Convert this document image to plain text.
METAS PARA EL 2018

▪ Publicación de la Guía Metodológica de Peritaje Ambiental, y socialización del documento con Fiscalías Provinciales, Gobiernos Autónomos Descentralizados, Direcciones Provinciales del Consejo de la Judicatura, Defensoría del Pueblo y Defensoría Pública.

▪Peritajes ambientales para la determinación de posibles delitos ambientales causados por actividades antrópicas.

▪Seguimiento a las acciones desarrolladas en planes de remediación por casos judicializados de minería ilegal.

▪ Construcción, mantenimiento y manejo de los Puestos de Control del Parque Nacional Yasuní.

--

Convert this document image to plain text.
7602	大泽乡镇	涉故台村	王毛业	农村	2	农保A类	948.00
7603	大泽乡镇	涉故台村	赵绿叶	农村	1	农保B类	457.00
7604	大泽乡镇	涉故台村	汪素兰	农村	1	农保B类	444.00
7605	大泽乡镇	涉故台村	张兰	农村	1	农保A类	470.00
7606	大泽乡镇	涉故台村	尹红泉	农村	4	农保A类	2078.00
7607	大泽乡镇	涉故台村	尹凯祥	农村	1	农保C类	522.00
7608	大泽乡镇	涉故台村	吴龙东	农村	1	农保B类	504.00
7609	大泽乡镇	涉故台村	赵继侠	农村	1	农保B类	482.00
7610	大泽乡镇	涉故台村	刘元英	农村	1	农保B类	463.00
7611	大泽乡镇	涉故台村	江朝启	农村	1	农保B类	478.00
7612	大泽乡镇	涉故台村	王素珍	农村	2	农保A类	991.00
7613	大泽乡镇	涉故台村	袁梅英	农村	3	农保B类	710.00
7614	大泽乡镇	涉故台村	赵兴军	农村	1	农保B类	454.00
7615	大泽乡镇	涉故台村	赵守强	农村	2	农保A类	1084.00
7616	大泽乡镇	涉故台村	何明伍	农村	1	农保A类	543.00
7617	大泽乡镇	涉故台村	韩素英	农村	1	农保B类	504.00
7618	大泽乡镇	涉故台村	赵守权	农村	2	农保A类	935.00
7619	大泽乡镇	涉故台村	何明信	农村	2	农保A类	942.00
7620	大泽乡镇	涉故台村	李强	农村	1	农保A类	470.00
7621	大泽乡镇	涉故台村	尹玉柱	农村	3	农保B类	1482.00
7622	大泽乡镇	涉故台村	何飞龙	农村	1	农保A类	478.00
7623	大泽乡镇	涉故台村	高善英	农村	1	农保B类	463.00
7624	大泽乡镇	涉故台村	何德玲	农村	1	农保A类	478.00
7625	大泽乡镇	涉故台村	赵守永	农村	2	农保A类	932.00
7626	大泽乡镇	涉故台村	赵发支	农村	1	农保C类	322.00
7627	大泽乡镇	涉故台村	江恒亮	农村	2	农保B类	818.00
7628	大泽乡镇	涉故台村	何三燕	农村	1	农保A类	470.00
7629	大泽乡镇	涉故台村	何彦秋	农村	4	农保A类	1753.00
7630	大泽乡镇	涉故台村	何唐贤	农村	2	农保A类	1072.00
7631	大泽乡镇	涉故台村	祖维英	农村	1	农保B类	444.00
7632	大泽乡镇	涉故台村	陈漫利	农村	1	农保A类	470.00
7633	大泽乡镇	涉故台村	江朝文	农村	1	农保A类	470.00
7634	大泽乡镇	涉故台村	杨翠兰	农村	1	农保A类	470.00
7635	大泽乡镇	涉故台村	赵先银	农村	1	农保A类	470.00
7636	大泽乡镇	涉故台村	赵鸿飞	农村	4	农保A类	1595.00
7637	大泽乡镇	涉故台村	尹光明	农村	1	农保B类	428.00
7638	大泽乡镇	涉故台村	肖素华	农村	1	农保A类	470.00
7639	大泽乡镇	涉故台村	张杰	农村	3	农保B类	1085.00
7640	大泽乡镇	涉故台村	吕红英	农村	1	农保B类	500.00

What is expected: Your task is to pick out every line with the string "农保C类" and copy it.

Task answer:
7607	大泽乡镇	涉故台村	尹凯祥	农村	1	农保C类	522.00
7626	大泽乡镇	涉故台村	赵发支	农村	1	农保C类	322.00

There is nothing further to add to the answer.